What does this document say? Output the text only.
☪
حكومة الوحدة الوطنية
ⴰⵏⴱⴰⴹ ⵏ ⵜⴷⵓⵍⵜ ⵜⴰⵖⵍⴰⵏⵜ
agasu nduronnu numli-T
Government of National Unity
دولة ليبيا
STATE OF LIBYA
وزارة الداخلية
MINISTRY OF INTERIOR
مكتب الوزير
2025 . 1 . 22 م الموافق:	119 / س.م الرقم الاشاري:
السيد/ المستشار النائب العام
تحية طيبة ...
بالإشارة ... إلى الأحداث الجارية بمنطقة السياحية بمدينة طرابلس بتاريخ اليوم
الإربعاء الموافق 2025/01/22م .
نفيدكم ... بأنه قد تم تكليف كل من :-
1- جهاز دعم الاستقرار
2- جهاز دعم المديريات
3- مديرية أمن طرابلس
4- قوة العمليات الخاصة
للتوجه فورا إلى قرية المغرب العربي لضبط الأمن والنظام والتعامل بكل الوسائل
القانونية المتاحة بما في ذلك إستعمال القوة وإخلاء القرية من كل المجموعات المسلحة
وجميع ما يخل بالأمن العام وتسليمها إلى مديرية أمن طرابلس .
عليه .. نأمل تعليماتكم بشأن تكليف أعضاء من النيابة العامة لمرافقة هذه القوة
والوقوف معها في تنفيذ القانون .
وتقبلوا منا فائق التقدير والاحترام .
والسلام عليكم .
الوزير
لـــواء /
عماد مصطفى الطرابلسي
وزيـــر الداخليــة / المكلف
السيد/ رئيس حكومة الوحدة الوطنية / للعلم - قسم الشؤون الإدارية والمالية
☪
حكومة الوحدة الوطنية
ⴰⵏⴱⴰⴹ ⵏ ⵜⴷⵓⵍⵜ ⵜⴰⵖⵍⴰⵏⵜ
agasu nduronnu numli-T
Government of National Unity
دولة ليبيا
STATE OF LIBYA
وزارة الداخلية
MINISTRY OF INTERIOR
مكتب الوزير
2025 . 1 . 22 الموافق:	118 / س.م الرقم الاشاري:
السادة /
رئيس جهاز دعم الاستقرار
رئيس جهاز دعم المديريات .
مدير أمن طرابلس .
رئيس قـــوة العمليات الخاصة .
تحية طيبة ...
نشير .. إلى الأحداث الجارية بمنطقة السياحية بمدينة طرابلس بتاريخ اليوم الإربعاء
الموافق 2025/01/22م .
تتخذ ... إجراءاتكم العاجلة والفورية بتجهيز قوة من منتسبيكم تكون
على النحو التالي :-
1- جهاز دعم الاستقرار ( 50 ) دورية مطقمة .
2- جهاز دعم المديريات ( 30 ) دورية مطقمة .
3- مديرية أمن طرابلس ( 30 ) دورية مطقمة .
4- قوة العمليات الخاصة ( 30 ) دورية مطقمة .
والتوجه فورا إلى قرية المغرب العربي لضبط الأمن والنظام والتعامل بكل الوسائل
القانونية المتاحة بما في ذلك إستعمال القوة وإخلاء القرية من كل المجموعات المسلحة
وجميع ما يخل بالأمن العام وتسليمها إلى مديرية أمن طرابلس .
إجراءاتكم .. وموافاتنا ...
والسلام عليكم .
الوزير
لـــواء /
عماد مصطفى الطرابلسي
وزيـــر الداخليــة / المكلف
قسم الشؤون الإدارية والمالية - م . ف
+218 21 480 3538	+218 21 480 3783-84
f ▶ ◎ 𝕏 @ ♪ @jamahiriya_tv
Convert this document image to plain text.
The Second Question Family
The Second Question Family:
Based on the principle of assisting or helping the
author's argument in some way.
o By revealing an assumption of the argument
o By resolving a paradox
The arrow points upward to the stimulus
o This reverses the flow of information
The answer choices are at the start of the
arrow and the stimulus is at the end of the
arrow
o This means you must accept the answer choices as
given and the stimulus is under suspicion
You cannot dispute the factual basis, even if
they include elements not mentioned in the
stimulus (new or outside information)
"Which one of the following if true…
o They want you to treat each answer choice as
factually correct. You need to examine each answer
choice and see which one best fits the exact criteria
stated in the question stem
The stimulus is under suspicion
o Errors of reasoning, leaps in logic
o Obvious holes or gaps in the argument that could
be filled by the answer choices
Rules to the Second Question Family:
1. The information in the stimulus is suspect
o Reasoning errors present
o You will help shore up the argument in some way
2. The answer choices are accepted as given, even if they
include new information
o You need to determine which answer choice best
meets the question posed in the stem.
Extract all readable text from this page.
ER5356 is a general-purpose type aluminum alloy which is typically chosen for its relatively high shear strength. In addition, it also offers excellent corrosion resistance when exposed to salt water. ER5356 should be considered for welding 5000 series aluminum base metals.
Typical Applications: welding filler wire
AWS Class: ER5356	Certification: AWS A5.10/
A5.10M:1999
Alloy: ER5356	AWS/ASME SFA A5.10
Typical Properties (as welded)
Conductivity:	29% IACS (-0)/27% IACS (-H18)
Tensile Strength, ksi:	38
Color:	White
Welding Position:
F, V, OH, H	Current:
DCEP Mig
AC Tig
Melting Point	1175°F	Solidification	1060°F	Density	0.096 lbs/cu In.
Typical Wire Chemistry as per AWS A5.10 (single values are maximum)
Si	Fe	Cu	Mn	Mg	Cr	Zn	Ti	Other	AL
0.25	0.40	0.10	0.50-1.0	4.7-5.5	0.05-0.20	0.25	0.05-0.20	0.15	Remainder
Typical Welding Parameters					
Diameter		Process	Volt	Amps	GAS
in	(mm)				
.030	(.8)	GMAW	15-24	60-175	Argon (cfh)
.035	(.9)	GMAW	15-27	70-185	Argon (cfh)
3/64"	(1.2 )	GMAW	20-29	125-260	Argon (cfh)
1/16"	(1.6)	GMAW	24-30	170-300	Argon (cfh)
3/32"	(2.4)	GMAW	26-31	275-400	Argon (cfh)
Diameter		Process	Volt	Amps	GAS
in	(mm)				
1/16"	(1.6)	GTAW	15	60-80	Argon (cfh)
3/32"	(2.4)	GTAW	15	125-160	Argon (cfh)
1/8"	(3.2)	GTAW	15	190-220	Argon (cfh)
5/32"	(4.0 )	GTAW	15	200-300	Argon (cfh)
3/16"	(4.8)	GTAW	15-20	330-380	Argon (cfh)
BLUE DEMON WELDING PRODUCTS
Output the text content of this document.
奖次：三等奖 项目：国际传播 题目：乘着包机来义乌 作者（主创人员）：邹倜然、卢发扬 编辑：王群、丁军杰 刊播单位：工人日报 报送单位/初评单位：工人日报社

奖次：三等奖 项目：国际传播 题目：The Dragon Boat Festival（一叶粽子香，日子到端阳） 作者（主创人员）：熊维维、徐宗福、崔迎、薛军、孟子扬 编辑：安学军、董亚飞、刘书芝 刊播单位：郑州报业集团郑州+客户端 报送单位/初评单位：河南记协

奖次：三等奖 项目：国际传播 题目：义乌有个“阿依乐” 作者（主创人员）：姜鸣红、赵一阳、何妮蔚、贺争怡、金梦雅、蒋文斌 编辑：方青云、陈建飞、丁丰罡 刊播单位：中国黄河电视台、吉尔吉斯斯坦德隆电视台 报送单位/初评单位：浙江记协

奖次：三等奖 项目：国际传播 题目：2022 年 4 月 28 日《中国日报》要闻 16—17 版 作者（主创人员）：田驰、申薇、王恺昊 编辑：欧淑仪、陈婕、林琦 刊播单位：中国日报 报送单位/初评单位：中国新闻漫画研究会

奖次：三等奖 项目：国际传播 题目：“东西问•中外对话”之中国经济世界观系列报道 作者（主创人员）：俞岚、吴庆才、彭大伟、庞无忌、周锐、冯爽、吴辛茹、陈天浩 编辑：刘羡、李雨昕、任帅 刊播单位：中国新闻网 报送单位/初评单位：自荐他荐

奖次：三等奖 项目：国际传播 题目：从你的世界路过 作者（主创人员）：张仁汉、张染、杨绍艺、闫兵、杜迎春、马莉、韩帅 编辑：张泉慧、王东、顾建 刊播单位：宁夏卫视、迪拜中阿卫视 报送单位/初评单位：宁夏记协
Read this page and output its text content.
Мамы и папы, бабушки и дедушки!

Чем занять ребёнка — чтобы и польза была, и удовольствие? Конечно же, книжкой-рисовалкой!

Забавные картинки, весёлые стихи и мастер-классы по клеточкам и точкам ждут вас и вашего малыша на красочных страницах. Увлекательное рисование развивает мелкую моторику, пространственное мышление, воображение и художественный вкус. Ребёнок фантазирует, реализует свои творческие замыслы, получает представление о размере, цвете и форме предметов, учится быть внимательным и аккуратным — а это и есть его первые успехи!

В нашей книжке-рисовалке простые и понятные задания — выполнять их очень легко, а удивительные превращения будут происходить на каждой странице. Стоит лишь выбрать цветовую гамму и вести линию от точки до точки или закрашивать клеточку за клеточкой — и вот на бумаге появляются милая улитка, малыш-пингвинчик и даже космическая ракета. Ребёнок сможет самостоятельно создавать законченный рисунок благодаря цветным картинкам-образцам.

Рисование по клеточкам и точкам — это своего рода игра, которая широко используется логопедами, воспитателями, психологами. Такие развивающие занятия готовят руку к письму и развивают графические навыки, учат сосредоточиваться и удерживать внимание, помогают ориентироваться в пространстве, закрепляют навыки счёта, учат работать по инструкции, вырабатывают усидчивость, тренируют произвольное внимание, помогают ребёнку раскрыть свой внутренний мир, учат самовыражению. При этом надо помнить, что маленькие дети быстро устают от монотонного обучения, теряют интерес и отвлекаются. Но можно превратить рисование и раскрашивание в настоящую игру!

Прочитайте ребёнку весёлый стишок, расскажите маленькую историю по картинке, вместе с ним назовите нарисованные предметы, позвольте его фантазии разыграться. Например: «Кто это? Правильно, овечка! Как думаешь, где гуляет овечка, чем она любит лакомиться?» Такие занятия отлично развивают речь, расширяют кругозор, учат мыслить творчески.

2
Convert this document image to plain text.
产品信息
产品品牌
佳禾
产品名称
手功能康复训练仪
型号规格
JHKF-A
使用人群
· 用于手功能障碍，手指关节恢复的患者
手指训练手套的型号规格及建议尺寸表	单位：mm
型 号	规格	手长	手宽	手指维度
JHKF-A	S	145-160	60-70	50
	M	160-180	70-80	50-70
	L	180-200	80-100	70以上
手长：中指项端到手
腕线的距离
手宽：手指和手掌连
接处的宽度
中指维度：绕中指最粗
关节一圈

#####

▸ What to produce
Where a line contains the string "الموافق", extract that line.

▸ Exercise response
2025 . 1 . 22 م الموافق:	119 / س.م الرقم الاشاري:
الإربعاء الموافق 2025/01/22م .
2025 . 1 . 22 الموافق:	118 / س.م الرقم الاشاري:
الموافق 2025/01/22م .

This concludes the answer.